Collected data entries:
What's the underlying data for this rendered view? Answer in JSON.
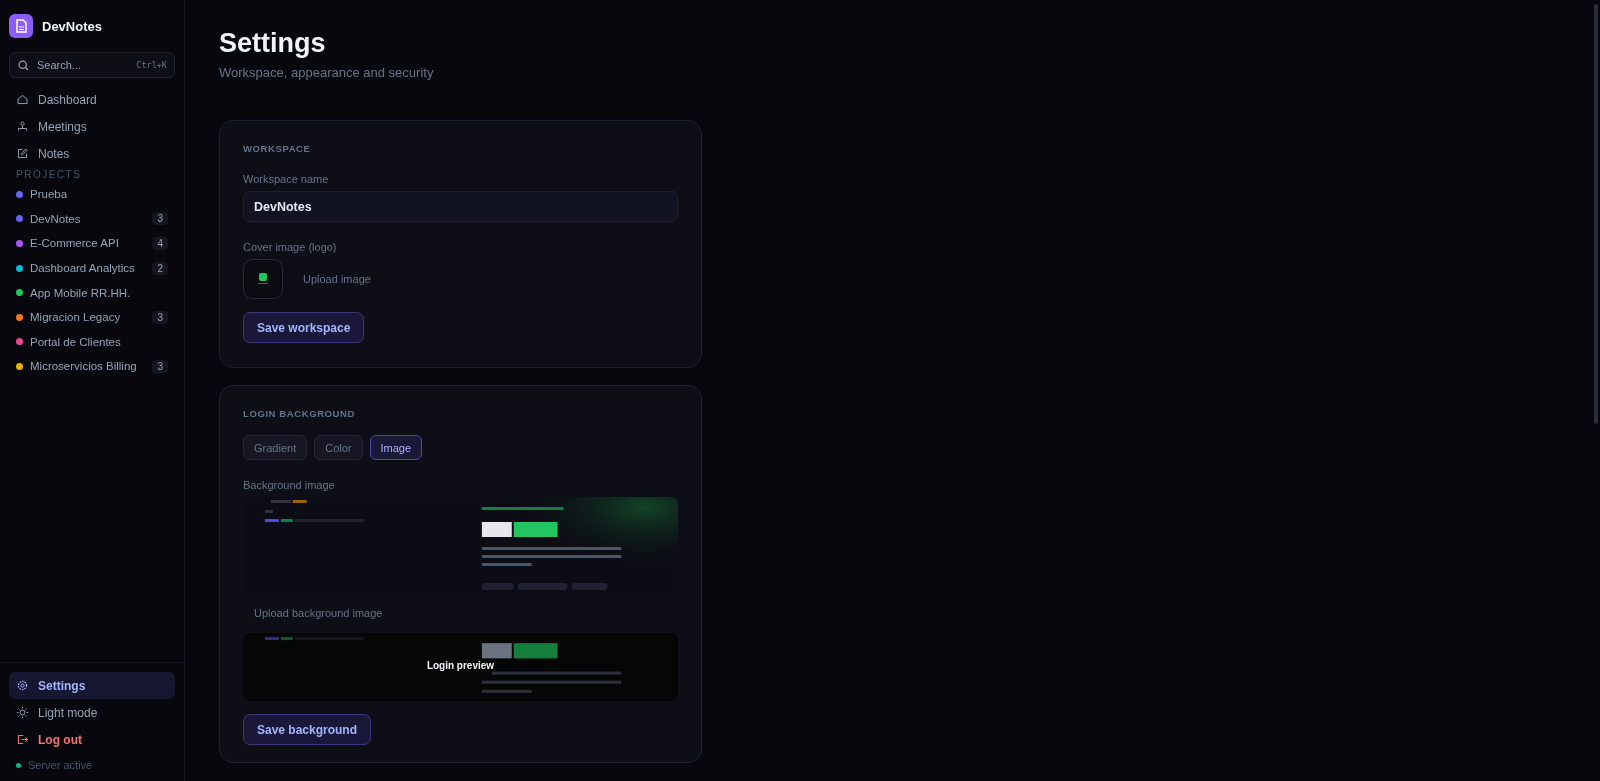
{
  "sidebar": {
    "app_name": "DevNotes",
    "search": {
      "placeholder": "Search...",
      "shortcut": "Ctrl+K"
    },
    "nav": [
      {
        "label": "Dashboard",
        "kind": "home",
        "selected": false
      },
      {
        "label": "Meetings",
        "kind": "people",
        "selected": false
      },
      {
        "label": "Notes",
        "kind": "edit",
        "selected": false
      }
    ],
    "projects_heading": "PROJECTS",
    "projects": [
      {
        "name": "Prueba",
        "color": "#6366f1"
      },
      {
        "name": "DevNotes",
        "color": "#6366f1",
        "count": "3"
      },
      {
        "name": "E-Commerce API",
        "color": "#a855f7",
        "count": "4"
      },
      {
        "name": "Dashboard Analytics",
        "color": "#06b6d4",
        "count": "2"
      },
      {
        "name": "App Mobile RR.HH.",
        "color": "#22c55e"
      },
      {
        "name": "Migracion Legacy",
        "color": "#f97316",
        "count": "3"
      },
      {
        "name": "Portal de Clientes",
        "color": "#ec4899"
      },
      {
        "name": "Microservicios Billing",
        "color": "#eab308",
        "count": "3"
      }
    ],
    "bottom": [
      {
        "label": "Settings",
        "kind": "gear",
        "selected": true
      },
      {
        "label": "Light mode",
        "kind": "sun",
        "selected": false
      },
      {
        "label": "Log out",
        "kind": "logout",
        "selected": false
      }
    ],
    "status": {
      "label": "Server active",
      "color": "#10b981"
    }
  },
  "page": {
    "title": "Settings",
    "subtitle": "Workspace, appearance and security"
  },
  "workspace": {
    "heading": "WORKSPACE",
    "name_label": "Workspace name",
    "name_value": "DevNotes",
    "cover_label": "Cover image (logo)",
    "upload": "Upload image",
    "save": "Save workspace"
  },
  "login_background": {
    "heading": "LOGIN BACKGROUND",
    "tabs": [
      {
        "label": "Gradient",
        "selected": false
      },
      {
        "label": "Color",
        "selected": false
      },
      {
        "label": "Image",
        "selected": true
      }
    ],
    "image_label": "Background image",
    "upload_label": "Upload background image",
    "preview": {
      "kind": "picture",
      "label": "Login preview"
    },
    "save": "Save background"
  }
}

→ TO DO
Above are the records. Identify each line that contains the word "Dashboard".

→ EXERCISE ANSWER
        "label": "Dashboard",
        "name": "Dashboard Analytics",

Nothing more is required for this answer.